#### [EXERCISE PROMPT]
Write out exactly the lines running from the one with "Give me a plain-text" to the end of the data, including both of those lines and excluding pictures.

Extracted records
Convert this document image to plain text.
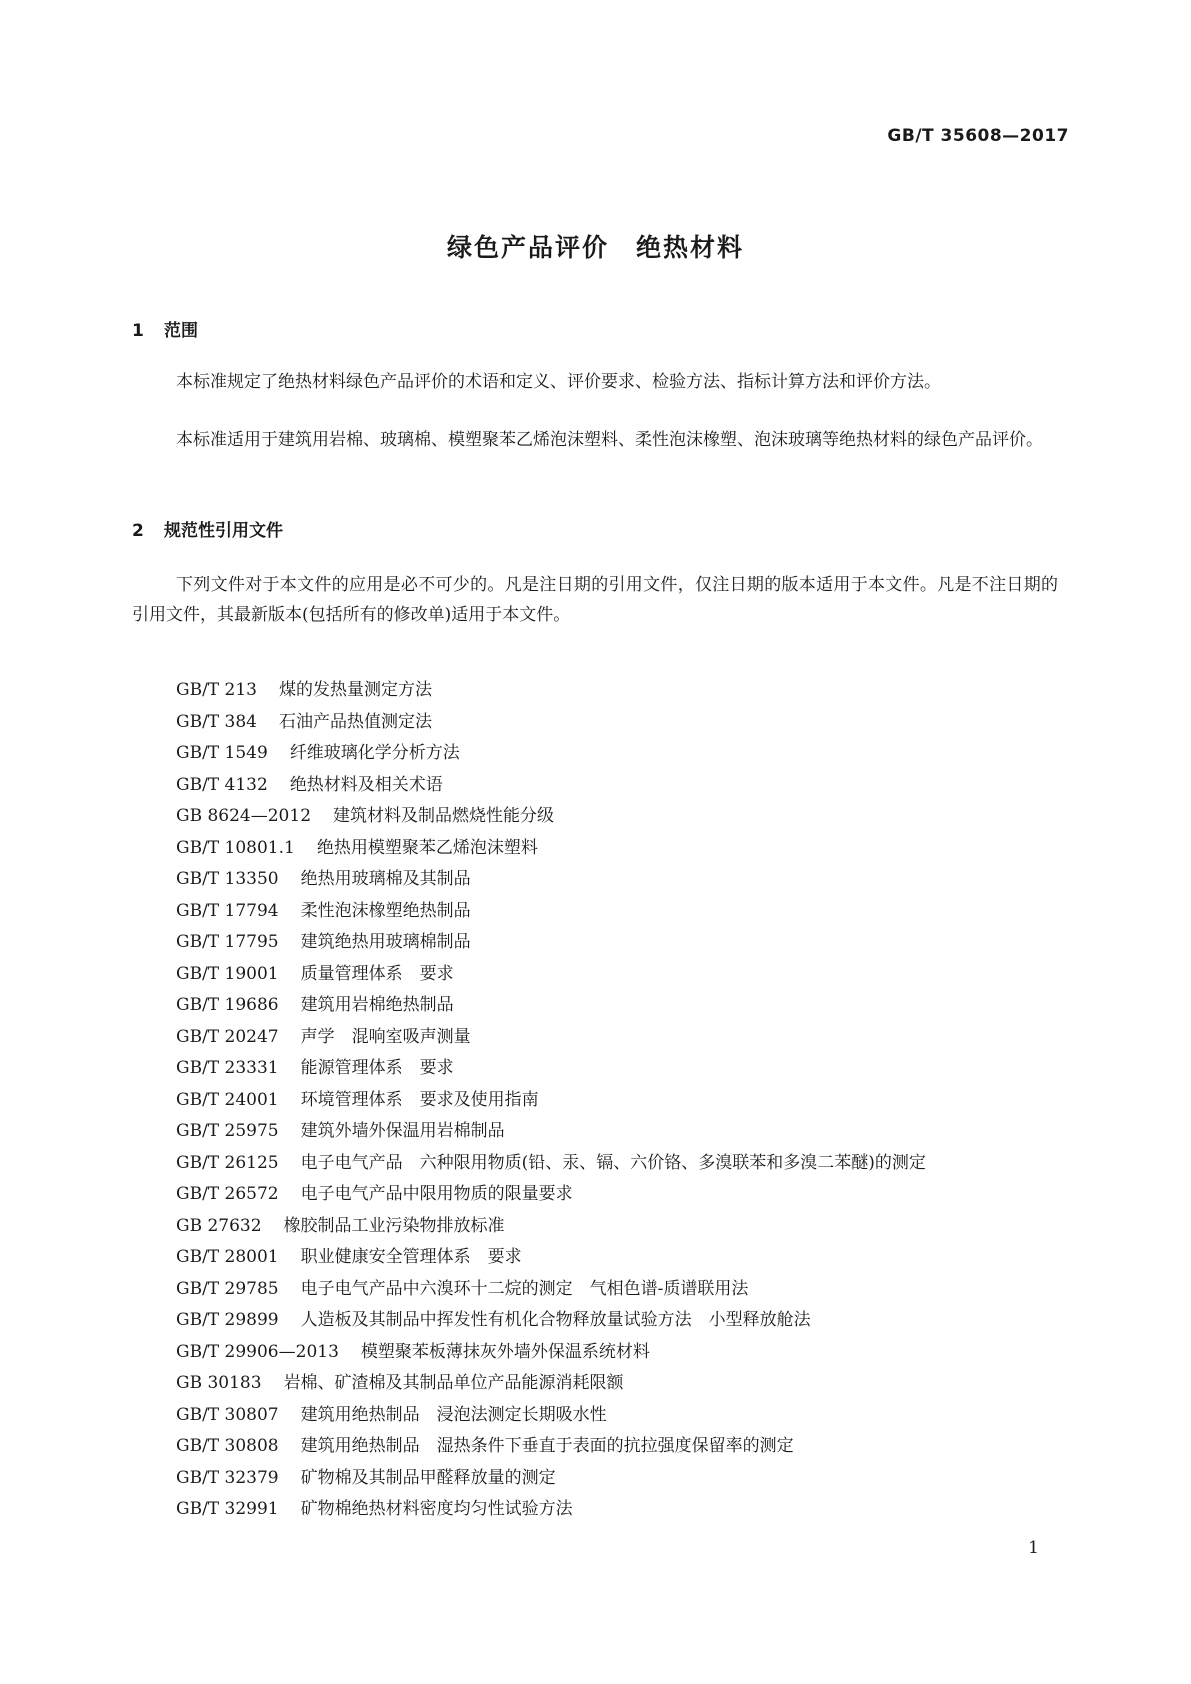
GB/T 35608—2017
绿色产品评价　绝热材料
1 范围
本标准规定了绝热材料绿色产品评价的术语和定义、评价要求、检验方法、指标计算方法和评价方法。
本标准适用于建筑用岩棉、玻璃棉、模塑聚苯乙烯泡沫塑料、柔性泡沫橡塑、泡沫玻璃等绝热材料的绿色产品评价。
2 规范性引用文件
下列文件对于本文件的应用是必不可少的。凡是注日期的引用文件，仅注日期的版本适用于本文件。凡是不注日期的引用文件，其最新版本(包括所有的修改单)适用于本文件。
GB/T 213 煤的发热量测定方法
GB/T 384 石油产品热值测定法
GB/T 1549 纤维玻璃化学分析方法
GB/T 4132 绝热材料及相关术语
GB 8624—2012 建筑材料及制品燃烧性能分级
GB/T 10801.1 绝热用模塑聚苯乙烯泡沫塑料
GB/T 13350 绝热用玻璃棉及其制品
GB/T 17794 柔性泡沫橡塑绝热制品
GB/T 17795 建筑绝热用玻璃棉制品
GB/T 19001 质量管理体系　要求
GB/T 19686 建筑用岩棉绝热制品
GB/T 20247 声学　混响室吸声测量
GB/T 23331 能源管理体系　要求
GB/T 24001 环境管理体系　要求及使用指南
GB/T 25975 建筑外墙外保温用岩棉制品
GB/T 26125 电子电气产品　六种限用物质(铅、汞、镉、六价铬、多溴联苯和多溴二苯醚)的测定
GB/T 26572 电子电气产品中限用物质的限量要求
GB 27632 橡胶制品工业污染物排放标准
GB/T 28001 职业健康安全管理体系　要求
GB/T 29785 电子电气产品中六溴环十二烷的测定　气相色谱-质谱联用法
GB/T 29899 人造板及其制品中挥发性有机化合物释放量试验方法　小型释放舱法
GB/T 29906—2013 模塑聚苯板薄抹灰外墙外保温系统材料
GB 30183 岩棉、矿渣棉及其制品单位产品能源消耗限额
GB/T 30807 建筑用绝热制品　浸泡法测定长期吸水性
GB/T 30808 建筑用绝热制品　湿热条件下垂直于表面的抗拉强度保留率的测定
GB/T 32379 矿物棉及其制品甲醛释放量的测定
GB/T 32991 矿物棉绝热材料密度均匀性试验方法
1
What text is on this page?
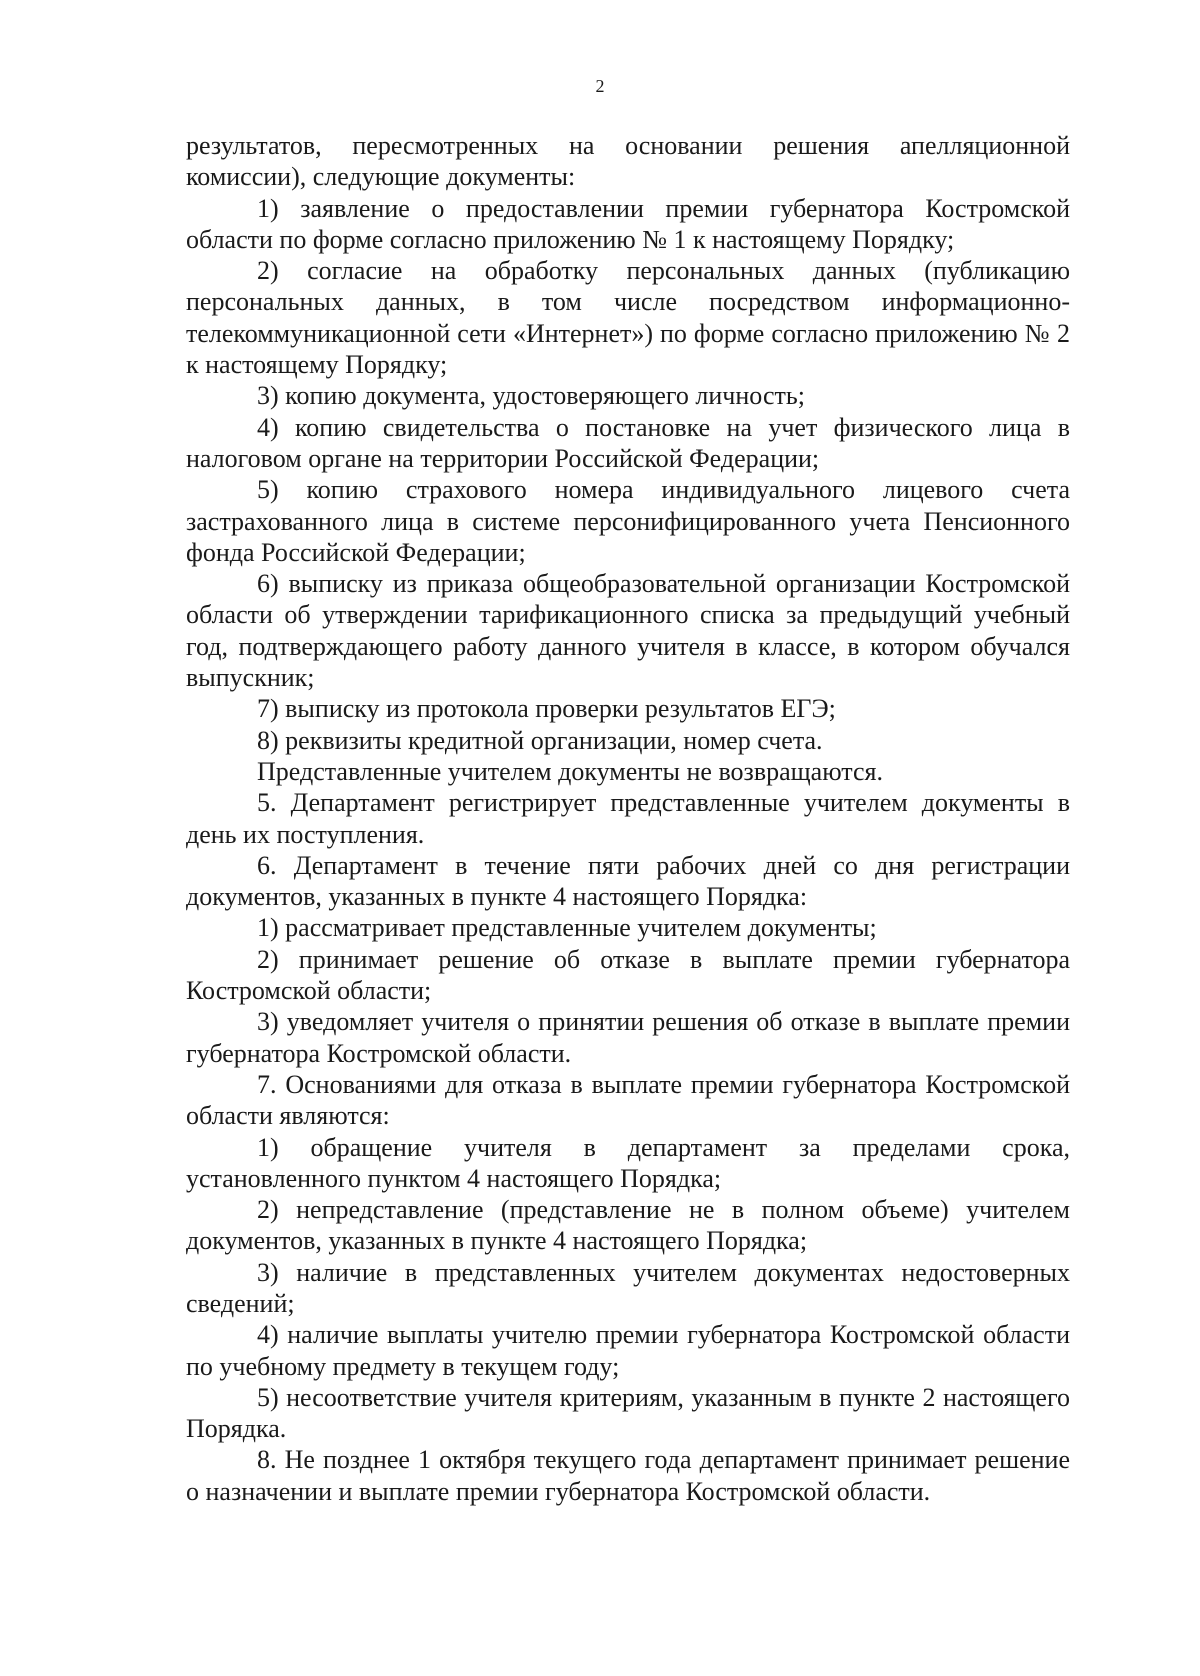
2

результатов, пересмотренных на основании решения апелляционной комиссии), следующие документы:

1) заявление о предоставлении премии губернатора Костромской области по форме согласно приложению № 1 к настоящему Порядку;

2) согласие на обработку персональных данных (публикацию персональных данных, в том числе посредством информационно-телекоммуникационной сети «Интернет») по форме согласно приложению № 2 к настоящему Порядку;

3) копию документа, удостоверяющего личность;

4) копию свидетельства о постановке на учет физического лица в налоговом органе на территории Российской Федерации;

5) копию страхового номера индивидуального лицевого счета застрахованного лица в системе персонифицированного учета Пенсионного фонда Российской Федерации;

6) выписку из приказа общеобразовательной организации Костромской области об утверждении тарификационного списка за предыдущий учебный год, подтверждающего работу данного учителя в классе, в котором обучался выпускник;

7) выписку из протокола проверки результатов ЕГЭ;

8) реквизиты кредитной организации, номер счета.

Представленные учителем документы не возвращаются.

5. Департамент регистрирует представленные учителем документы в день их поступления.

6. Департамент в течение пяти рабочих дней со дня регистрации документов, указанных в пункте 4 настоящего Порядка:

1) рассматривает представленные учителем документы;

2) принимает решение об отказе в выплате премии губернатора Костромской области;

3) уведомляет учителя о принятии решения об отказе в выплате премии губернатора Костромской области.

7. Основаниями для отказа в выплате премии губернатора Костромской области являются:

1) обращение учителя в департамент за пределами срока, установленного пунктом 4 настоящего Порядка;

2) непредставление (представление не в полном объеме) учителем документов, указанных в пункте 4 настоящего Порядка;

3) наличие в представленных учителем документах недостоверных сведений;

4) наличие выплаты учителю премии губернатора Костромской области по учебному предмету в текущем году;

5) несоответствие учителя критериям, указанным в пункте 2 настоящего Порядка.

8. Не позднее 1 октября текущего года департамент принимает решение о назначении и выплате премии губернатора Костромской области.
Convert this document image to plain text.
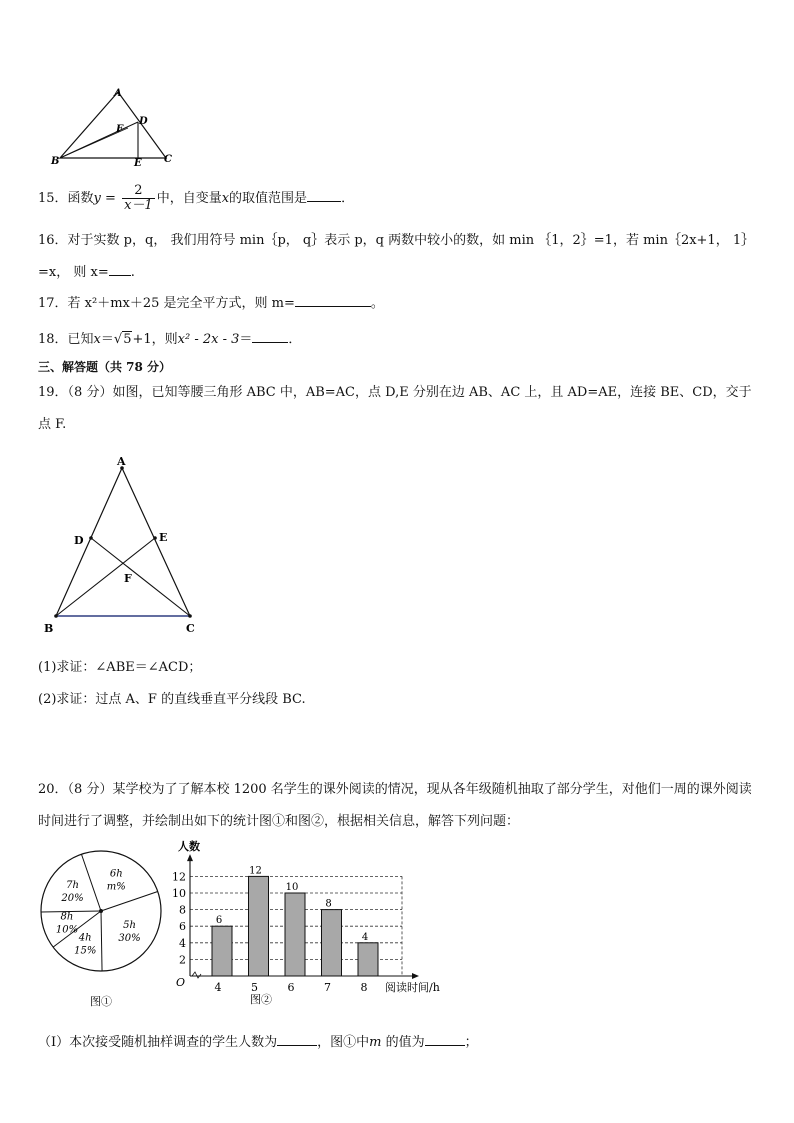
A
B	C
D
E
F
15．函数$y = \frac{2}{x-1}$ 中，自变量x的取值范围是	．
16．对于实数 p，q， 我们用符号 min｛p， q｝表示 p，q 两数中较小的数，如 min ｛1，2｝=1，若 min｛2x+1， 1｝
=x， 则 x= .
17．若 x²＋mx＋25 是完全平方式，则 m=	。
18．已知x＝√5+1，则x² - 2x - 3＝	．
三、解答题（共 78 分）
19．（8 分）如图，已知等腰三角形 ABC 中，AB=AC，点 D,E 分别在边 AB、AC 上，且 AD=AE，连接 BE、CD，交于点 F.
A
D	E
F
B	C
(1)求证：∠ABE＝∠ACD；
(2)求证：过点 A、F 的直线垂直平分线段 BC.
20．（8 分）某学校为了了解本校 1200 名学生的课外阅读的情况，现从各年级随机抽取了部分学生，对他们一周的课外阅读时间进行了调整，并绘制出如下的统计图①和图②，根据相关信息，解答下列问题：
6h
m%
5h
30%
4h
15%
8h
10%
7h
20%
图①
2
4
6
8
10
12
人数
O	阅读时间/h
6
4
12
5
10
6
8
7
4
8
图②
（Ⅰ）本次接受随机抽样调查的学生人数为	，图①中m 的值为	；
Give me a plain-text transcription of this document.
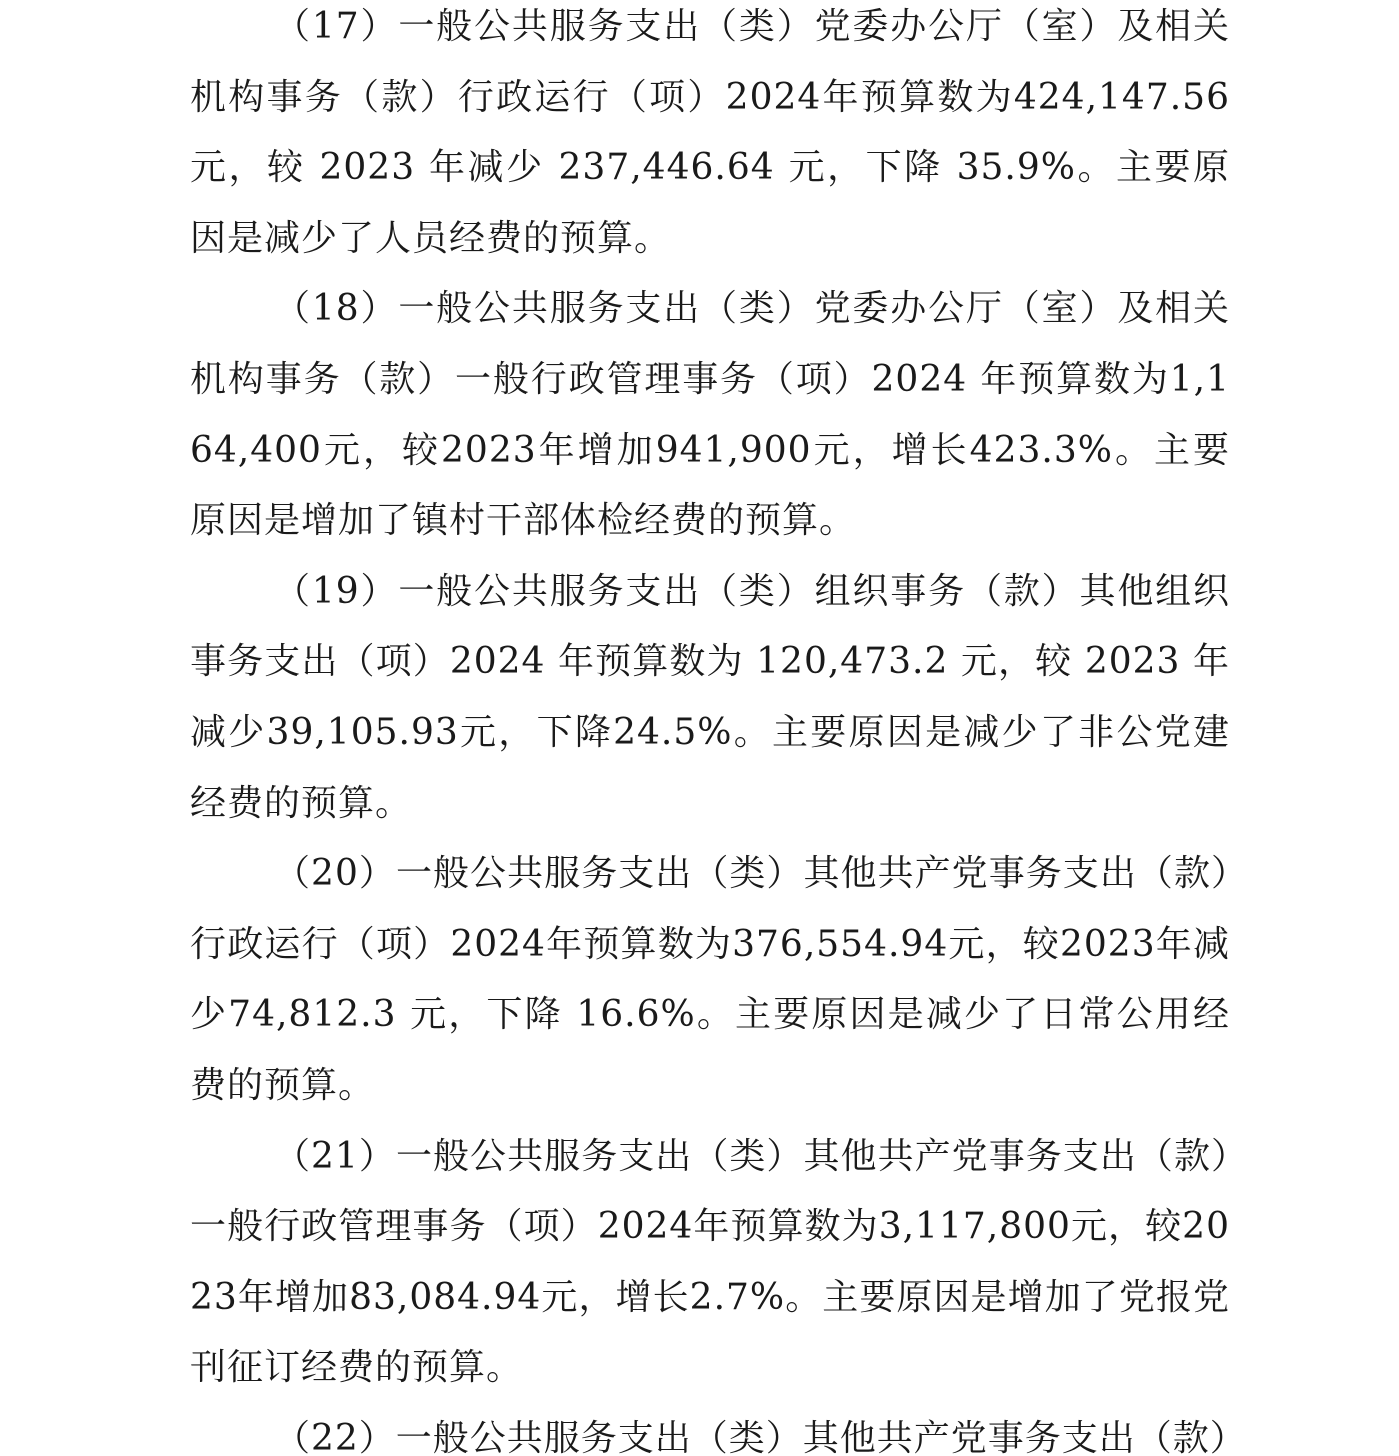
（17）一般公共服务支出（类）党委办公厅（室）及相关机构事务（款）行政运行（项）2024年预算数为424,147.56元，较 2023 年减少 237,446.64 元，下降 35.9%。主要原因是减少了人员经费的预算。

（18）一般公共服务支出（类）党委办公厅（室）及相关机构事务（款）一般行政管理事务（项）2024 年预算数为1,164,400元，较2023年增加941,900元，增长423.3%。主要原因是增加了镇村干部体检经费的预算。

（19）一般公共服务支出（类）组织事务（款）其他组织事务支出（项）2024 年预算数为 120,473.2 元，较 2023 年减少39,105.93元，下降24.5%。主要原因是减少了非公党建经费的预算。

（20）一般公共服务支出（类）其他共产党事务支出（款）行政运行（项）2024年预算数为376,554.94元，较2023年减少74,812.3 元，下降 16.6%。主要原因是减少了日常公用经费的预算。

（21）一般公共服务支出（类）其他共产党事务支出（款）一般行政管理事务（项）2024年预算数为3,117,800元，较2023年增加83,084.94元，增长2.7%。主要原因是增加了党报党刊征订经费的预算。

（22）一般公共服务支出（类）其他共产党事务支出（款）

#### [OUTPUT FOR THIS EXERCISE]
Give me a plain-text transcription of this document.
（17）一般公共服务支出（类）党委办公厅（室）及相关机构事务（款）行政运行（项）2024年预算数为424,147.56元，较 2023 年减少 237,446.64 元，下降 35.9%。主要原因是减少了人员经费的预算。

（18）一般公共服务支出（类）党委办公厅（室）及相关机构事务（款）一般行政管理事务（项）2024 年预算数为1,164,400元，较2023年增加941,900元，增长423.3%。主要原因是增加了镇村干部体检经费的预算。

（19）一般公共服务支出（类）组织事务（款）其他组织事务支出（项）2024 年预算数为 120,473.2 元，较 2023 年减少39,105.93元，下降24.5%。主要原因是减少了非公党建经费的预算。

（20）一般公共服务支出（类）其他共产党事务支出（款）行政运行（项）2024年预算数为376,554.94元，较2023年减少74,812.3 元，下降 16.6%。主要原因是减少了日常公用经费的预算。

（21）一般公共服务支出（类）其他共产党事务支出（款）一般行政管理事务（项）2024年预算数为3,117,800元，较2023年增加83,084.94元，增长2.7%。主要原因是增加了党报党刊征订经费的预算。

（22）一般公共服务支出（类）其他共产党事务支出（款）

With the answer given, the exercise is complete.